## Stated goal
What is needed is the run of lines from the one with "What data populates" through the close of the data, set down exactly.
▼
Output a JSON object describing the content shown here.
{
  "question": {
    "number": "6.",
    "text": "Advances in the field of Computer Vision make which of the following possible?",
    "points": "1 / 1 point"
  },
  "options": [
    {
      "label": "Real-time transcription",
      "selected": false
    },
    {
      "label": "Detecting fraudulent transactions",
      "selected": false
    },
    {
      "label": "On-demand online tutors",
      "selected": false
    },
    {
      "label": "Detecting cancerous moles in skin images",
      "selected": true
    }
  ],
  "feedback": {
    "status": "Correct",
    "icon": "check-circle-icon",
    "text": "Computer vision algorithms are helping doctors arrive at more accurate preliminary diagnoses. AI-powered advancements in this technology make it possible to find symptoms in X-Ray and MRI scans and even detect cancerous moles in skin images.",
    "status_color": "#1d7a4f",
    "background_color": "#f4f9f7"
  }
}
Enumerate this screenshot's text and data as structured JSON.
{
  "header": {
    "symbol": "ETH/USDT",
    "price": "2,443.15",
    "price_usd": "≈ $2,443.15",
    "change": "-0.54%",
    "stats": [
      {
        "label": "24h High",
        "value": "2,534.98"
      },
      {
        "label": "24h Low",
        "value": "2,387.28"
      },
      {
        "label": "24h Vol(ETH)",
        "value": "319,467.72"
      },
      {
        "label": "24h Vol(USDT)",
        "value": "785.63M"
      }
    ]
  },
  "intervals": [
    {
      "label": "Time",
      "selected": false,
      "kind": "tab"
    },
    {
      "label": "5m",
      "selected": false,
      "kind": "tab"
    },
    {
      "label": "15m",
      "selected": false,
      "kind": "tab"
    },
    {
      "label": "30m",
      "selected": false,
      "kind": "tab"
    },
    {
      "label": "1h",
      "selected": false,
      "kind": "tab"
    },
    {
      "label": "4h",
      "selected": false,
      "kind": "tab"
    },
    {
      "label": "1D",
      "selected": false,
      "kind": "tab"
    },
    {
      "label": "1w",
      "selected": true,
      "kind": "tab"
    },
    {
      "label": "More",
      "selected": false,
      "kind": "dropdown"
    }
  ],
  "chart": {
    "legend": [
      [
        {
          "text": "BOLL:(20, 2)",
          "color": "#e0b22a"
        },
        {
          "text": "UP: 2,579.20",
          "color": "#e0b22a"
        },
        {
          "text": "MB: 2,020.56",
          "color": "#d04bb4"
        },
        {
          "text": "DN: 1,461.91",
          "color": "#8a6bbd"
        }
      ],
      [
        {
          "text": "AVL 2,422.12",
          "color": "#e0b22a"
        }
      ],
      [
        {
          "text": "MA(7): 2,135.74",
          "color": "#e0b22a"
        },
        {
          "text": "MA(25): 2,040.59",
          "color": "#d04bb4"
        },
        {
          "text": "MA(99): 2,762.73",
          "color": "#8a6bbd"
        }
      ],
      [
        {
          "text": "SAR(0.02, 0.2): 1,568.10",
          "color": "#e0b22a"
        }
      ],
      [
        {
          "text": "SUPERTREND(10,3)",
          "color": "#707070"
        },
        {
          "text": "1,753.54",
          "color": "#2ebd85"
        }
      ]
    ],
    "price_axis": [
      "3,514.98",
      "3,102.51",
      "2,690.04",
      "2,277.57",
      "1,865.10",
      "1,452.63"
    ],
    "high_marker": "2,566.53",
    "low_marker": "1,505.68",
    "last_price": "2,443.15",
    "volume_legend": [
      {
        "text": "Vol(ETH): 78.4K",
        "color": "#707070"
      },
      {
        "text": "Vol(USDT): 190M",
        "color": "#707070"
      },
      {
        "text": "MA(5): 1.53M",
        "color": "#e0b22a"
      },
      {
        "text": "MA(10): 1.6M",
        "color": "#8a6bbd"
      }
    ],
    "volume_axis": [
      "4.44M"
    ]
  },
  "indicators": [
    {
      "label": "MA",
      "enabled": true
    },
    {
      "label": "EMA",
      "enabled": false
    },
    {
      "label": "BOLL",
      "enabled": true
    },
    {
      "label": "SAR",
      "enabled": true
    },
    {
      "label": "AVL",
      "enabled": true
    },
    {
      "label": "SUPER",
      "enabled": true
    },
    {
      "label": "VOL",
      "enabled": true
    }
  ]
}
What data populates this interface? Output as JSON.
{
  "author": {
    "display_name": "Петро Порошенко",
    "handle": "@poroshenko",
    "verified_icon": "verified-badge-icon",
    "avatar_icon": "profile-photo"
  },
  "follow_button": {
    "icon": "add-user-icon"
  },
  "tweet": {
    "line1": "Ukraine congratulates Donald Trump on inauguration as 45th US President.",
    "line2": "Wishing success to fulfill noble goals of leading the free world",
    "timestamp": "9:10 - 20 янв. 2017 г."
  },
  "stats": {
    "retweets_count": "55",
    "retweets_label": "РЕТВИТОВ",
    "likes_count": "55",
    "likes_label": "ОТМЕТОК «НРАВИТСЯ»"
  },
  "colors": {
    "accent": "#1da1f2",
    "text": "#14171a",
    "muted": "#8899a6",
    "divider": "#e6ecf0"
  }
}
▲
## Solution for this problem
What data populates this interface? Output as JSON.
{
  "author": {
    "display_name": "Петро Порошенко",
    "handle": "@poroshenko",
    "verified_icon": "verified-badge-icon",
    "avatar_icon": "profile-photo"
  },
  "follow_button": {
    "icon": "add-user-icon"
  },
  "tweet": {
    "line1": "Ukraine congratulates Donald Trump on inauguration as 45th US President.",
    "line2": "Wishing success to fulfill noble goals of leading the free world",
    "timestamp": "9:10 - 20 янв. 2017 г."
  },
  "stats": {
    "retweets_count": "55",
    "retweets_label": "РЕТВИТОВ",
    "likes_count": "55",
    "likes_label": "ОТМЕТОК «НРАВИТСЯ»"
  },
  "colors": {
    "accent": "#1da1f2",
    "text": "#14171a",
    "muted": "#8899a6",
    "divider": "#e6ecf0"
  }
}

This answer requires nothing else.